REQUIRED TASK: Note each line where "船长执行" appears, and copy it.

Entries taken from a collection:

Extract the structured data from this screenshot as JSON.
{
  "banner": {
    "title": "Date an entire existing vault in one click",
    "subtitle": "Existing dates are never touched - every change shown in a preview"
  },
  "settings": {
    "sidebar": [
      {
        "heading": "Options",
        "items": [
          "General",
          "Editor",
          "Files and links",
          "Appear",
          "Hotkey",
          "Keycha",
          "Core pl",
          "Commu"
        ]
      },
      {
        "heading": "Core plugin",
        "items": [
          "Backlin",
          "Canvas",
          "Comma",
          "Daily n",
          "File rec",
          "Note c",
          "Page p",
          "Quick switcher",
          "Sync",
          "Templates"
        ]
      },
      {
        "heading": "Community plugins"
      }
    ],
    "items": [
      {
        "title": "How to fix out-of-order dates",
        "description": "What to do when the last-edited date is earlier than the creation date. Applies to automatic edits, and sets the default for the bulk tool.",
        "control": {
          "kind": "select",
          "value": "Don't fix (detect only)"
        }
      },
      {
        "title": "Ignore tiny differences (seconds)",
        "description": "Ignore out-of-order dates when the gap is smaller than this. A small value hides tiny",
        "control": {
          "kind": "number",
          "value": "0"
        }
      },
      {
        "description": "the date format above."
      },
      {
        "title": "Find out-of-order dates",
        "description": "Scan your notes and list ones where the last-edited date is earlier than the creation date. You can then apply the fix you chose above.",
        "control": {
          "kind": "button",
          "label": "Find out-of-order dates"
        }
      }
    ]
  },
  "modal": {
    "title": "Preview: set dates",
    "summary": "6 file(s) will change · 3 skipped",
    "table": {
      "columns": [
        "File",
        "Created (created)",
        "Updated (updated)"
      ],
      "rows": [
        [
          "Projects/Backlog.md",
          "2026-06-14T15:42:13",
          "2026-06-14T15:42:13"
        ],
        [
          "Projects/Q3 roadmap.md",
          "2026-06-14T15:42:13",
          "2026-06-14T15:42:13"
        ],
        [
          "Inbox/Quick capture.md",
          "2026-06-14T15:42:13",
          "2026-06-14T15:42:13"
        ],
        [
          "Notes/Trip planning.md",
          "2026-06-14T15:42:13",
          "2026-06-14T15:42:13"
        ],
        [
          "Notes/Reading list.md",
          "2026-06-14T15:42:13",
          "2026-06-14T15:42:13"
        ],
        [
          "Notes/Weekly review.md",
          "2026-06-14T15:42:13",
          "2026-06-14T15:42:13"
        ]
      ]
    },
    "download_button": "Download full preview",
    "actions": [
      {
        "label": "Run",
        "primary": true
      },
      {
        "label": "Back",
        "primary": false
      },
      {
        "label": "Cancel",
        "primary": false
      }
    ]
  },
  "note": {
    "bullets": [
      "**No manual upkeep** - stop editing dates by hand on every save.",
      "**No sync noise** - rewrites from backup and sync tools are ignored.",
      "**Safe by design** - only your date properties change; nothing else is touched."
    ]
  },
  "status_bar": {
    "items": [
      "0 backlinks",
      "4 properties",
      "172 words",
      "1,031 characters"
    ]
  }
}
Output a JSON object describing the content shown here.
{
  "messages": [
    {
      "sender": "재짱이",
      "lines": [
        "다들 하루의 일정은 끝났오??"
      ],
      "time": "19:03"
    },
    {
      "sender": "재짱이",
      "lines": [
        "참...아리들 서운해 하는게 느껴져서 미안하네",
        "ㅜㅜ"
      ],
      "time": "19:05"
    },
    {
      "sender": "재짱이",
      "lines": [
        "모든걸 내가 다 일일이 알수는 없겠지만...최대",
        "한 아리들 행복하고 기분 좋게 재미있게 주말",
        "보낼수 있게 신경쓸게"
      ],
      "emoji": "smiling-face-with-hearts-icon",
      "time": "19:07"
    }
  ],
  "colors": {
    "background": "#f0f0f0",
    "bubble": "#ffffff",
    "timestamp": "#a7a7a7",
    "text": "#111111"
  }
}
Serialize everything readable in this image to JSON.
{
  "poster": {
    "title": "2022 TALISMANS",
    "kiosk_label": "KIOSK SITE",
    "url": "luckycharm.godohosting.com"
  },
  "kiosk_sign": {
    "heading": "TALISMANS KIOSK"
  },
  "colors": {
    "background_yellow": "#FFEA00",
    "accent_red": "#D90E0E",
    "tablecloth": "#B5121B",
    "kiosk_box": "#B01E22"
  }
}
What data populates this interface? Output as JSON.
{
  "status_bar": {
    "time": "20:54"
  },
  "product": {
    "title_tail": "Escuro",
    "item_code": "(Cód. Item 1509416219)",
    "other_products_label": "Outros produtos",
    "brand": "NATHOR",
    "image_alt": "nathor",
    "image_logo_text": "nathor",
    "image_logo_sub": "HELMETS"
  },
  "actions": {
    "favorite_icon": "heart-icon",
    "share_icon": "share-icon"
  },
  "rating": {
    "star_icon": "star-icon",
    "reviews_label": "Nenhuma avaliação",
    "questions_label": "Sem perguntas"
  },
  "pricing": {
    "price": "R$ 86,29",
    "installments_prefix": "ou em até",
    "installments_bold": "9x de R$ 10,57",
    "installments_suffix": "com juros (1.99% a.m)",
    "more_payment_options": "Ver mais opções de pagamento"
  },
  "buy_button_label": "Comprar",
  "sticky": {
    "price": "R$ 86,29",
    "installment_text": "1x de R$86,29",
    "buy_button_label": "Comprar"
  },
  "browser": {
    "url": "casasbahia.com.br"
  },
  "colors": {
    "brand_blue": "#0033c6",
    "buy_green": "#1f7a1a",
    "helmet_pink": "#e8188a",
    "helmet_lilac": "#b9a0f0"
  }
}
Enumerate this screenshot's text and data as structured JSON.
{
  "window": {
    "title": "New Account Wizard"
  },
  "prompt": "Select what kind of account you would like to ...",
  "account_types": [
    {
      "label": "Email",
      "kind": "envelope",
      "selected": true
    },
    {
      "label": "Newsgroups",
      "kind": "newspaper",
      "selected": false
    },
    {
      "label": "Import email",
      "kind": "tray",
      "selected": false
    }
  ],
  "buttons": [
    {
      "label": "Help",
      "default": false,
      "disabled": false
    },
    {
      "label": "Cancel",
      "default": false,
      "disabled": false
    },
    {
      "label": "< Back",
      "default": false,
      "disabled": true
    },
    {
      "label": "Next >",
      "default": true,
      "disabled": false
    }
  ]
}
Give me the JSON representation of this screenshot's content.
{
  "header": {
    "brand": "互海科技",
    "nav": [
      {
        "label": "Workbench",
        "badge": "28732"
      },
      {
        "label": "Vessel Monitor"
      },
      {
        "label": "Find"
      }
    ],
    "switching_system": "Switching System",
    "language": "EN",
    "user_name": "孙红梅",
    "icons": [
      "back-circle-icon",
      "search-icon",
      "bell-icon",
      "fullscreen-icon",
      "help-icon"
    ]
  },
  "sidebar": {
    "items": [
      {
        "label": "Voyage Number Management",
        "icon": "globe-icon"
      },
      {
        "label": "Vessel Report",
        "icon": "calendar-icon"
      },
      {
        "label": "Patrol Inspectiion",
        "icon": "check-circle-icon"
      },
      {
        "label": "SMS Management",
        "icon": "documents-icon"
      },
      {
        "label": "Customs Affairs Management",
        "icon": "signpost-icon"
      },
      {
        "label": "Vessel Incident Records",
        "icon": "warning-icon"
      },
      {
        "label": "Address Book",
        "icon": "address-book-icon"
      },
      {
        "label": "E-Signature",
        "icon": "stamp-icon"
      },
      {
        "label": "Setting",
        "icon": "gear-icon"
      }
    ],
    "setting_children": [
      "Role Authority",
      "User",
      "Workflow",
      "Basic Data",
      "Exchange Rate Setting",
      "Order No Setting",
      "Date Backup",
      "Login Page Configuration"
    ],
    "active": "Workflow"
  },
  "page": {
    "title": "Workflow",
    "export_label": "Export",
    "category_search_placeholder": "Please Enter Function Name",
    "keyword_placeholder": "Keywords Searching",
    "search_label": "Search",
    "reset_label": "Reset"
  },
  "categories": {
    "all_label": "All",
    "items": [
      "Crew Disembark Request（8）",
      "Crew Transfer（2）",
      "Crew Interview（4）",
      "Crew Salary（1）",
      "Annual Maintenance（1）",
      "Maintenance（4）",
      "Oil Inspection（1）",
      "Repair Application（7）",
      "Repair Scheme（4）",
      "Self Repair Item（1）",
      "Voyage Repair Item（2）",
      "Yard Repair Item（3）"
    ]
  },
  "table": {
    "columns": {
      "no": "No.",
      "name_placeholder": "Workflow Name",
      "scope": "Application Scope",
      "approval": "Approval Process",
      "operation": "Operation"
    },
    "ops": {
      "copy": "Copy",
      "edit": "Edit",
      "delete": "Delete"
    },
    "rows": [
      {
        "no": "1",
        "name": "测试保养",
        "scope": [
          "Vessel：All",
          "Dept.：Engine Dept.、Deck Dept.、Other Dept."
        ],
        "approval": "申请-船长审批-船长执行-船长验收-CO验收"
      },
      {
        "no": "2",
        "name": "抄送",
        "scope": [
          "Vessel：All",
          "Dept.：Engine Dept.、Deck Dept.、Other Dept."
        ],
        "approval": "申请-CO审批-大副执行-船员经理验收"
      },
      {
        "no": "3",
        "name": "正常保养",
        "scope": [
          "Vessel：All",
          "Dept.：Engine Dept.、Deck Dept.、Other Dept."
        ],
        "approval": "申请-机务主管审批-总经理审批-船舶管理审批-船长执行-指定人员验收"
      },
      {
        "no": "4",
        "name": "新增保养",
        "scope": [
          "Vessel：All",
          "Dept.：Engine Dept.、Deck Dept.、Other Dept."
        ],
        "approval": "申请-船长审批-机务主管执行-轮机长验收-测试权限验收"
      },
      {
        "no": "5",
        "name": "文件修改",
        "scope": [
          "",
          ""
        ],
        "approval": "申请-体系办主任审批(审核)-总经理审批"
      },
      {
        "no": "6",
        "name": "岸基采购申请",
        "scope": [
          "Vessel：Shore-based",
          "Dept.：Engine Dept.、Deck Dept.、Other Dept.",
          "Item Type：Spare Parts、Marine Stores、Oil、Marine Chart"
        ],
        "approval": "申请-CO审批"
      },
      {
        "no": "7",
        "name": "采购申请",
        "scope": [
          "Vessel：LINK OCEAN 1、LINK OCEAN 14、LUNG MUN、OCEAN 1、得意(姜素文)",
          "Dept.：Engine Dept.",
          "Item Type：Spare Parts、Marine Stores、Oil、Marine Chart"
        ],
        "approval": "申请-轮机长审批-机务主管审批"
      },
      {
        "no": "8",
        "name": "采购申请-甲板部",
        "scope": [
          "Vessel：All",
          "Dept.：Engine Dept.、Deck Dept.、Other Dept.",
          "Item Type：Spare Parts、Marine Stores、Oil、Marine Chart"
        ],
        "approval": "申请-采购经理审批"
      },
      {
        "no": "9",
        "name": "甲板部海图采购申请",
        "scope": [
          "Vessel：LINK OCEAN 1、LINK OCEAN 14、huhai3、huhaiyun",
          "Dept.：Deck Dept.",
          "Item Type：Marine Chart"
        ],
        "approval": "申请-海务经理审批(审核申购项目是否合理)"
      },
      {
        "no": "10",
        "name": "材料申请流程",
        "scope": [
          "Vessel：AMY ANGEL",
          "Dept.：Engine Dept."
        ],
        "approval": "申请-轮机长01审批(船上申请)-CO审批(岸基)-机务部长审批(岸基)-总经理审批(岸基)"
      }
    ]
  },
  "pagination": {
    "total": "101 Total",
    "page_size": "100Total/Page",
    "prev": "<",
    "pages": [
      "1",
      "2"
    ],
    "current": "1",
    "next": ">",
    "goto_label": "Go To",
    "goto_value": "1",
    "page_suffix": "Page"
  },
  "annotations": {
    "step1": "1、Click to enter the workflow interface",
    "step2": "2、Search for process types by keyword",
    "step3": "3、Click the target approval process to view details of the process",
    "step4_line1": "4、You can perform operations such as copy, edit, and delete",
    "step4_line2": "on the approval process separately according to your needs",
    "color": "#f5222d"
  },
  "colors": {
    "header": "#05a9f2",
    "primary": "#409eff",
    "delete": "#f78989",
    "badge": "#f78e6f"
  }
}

TASK ANSWER:
        "approval": "申请-船长审批-船长执行-船长验收-CO验收"
        "approval": "申请-机务主管审批-总经理审批-船舶管理审批-船长执行-指定人员验收"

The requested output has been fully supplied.